◆ **THE PROBLEM**
The records below must be written out exactly, with every picture left behind.

* START DATA FOR PROCESSING *

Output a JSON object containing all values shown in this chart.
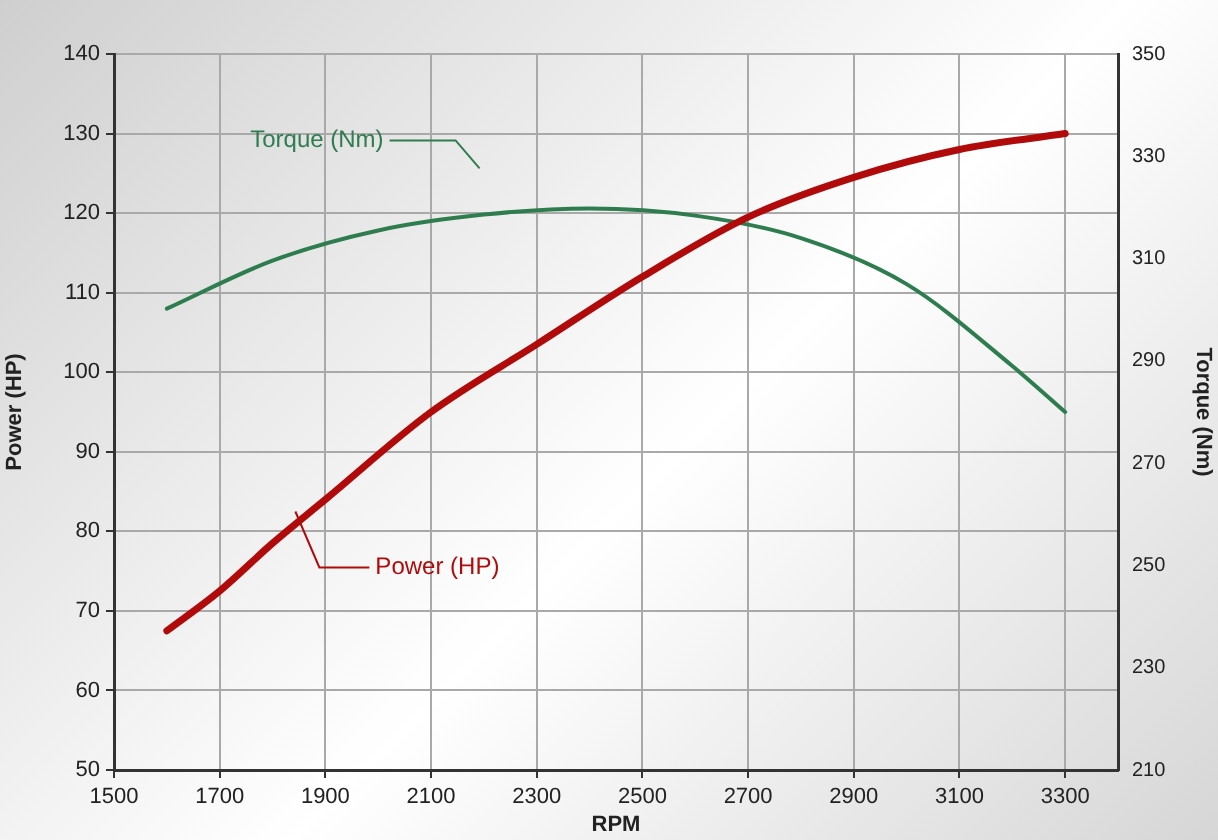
{
  "chart_data": {
    "type": "line",
    "xlabel": "RPM",
    "ylabel": "Power (HP)",
    "y2label": "Torque (Nm)",
    "xlim": [
      1500,
      3400
    ],
    "xticks": [
      1500,
      1700,
      1900,
      2100,
      2300,
      2500,
      2700,
      2900,
      3100,
      3300
    ],
    "ylim": [
      50,
      140
    ],
    "yticks": [
      50,
      60,
      70,
      80,
      90,
      100,
      110,
      120,
      130,
      140
    ],
    "y2lim": [
      210,
      350
    ],
    "y2ticks": [
      210,
      230,
      250,
      270,
      290,
      310,
      330,
      350
    ],
    "grid": true,
    "legend": "top left",
    "marker": "none",
    "line_style": "solid",
    "series": [
      {
        "name": "Power (HP)",
        "color": "#b00a0a",
        "x": [
          1600,
          1700,
          1800,
          1900,
          2100,
          2300,
          2500,
          2700,
          2900,
          3100,
          3300
        ],
        "values": [
          67.5,
          72.5,
          78.5,
          84,
          95,
          103.5,
          112,
          119.5,
          124.5,
          128,
          130
        ]
      },
      {
        "name": "Torque (Nm)",
        "color": "#2e7d4f",
        "axis": "y2",
        "x": [
          1600,
          1800,
          2000,
          2200,
          2400,
          2600,
          2800,
          3000,
          3200,
          3300
        ],
        "values": [
          300.2,
          309.6,
          315.5,
          318.6,
          319.8,
          318.4,
          314,
          305,
          289,
          280
        ]
      }
    ]
  }
}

* END DATA FOR PROCESSING *

◆ **CORRECT ANSWER**
Output a JSON object containing all values shown in this chart.
{
  "chart_data": {
    "type": "line",
    "xlabel": "RPM",
    "ylabel": "Power (HP)",
    "y2label": "Torque (Nm)",
    "xlim": [
      1500,
      3400
    ],
    "xticks": [
      1500,
      1700,
      1900,
      2100,
      2300,
      2500,
      2700,
      2900,
      3100,
      3300
    ],
    "ylim": [
      50,
      140
    ],
    "yticks": [
      50,
      60,
      70,
      80,
      90,
      100,
      110,
      120,
      130,
      140
    ],
    "y2lim": [
      210,
      350
    ],
    "y2ticks": [
      210,
      230,
      250,
      270,
      290,
      310,
      330,
      350
    ],
    "grid": true,
    "legend": "top left",
    "marker": "none",
    "line_style": "solid",
    "series": [
      {
        "name": "Power (HP)",
        "color": "#b00a0a",
        "x": [
          1600,
          1700,
          1800,
          1900,
          2100,
          2300,
          2500,
          2700,
          2900,
          3100,
          3300
        ],
        "values": [
          67.5,
          72.5,
          78.5,
          84,
          95,
          103.5,
          112,
          119.5,
          124.5,
          128,
          130
        ]
      },
      {
        "name": "Torque (Nm)",
        "color": "#2e7d4f",
        "axis": "y2",
        "x": [
          1600,
          1800,
          2000,
          2200,
          2400,
          2600,
          2800,
          3000,
          3200,
          3300
        ],
        "values": [
          300.2,
          309.6,
          315.5,
          318.6,
          319.8,
          318.4,
          314,
          305,
          289,
          280
        ]
      }
    ]
  }
}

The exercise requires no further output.